**WHAT THIS TASK INVOLVES:**
List every line in this data where the string "écologiquement" occurs.

**DATA PROVIDED:**

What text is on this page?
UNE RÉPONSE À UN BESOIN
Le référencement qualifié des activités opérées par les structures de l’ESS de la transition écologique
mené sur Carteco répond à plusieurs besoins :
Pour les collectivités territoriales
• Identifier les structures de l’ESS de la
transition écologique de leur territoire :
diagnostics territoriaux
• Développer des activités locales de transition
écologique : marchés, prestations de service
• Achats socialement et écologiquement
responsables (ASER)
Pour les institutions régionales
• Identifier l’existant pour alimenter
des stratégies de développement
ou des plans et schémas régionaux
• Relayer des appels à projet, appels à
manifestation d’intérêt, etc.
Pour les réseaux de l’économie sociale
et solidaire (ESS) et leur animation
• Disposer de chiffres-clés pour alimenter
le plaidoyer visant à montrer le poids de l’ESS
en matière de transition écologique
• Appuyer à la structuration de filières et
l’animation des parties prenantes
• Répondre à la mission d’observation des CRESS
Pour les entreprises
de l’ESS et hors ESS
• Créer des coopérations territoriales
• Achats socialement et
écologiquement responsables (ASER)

**ANSWER FOR THE TASK:**
• Achats socialement et écologiquement
écologiquement responsables (ASER)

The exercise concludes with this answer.